------ Supplied entries ------
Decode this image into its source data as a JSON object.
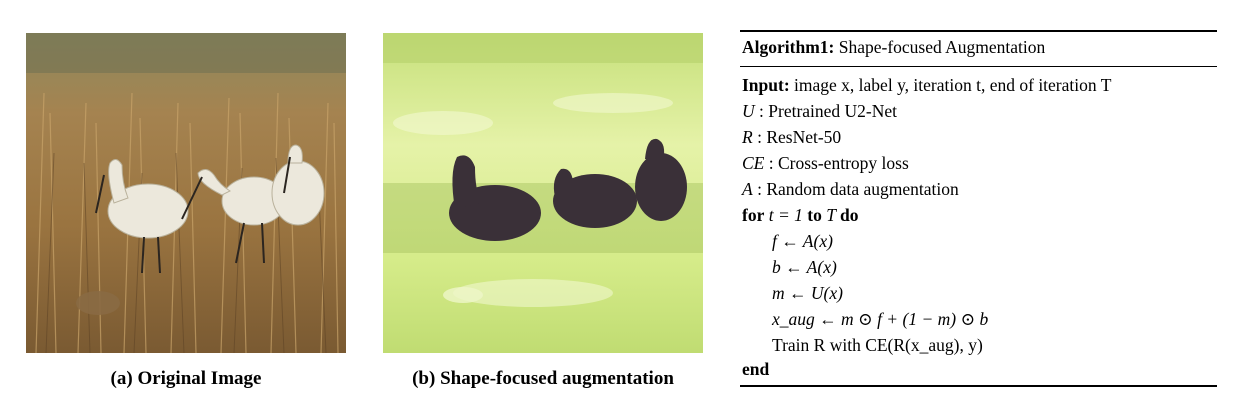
{
  "figure": {
    "panel_a": {
      "label": "(a)",
      "caption": "Original Image"
    },
    "panel_b": {
      "label": "(b)",
      "caption": "Shape-focused augmentation"
    }
  },
  "algorithm": {
    "title_bold": "Algorithm1:",
    "title_rest": " Shape-focused Augmentation",
    "input_label": "Input:",
    "input_text": " image x, label y, iteration t, end of iteration T",
    "defs": [
      {
        "sym": "U",
        "text": " : Pretrained U2-Net"
      },
      {
        "sym": "R",
        "text": " : ResNet-50"
      },
      {
        "sym": "CE",
        "text": " : Cross-entropy loss"
      },
      {
        "sym": "A",
        "text": " : Random data augmentation"
      }
    ],
    "loop_for": "for",
    "loop_cond": " t = 1 ",
    "loop_to": "to",
    "loop_T": " T ",
    "loop_do": "do",
    "body": [
      "f ← A(x)",
      "b ← A(x)",
      "m ← U(x)",
      "x_aug ← m ⊙ f + (1 − m) ⊙ b",
      "Train R with CE(R(x_aug), y)"
    ],
    "end": "end"
  },
  "colors": {
    "grass_dry": "#a07c44",
    "grass_green": "#d8ec8e",
    "bird_white": "#ece8dc",
    "bird_dark": "#3a3038"
  }
}
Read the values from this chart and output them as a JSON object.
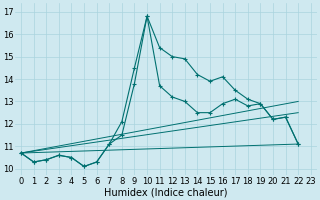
{
  "xlabel": "Humidex (Indice chaleur)",
  "xlim": [
    -0.5,
    23.5
  ],
  "ylim": [
    9.7,
    17.4
  ],
  "yticks": [
    10,
    11,
    12,
    13,
    14,
    15,
    16,
    17
  ],
  "xticks": [
    0,
    1,
    2,
    3,
    4,
    5,
    6,
    7,
    8,
    9,
    10,
    11,
    12,
    13,
    14,
    15,
    16,
    17,
    18,
    19,
    20,
    21,
    22,
    23
  ],
  "bg_color": "#cfe9f0",
  "line_color": "#007070",
  "grid_color": "#aad4de",
  "tick_fontsize": 6,
  "xlabel_fontsize": 7,
  "line1_x": [
    0,
    1,
    2,
    3,
    4,
    5,
    6,
    7,
    8,
    9,
    10,
    11,
    12,
    13,
    14,
    15,
    16,
    17,
    18,
    19,
    20,
    21,
    22
  ],
  "line1_y": [
    10.7,
    10.3,
    10.4,
    10.6,
    10.5,
    10.1,
    10.3,
    11.1,
    12.1,
    14.5,
    16.8,
    15.4,
    15.0,
    14.9,
    14.2,
    13.9,
    14.1,
    13.5,
    13.1,
    12.9,
    12.2,
    12.3,
    11.1
  ],
  "line2_x": [
    0,
    1,
    2,
    3,
    4,
    5,
    6,
    7,
    8,
    9,
    10,
    11,
    12,
    13,
    14,
    15,
    16,
    17,
    18,
    19,
    20,
    21,
    22
  ],
  "line2_y": [
    10.7,
    10.3,
    10.4,
    10.6,
    10.5,
    10.1,
    10.3,
    11.1,
    11.5,
    13.8,
    16.8,
    13.7,
    13.2,
    13.0,
    12.5,
    12.5,
    12.9,
    13.1,
    12.8,
    12.9,
    12.2,
    12.3,
    11.1
  ],
  "line3_x": [
    0,
    22
  ],
  "line3_y": [
    10.7,
    13.0
  ],
  "line4_x": [
    0,
    22
  ],
  "line4_y": [
    10.7,
    12.5
  ],
  "line5_x": [
    0,
    22
  ],
  "line5_y": [
    10.7,
    11.1
  ]
}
------
Set exercise: Reproduce each line of the entries in which the word "data" is found.

Written response:
Decode this image into its source data as a JSON object.
        "text": " : Random data augmentation"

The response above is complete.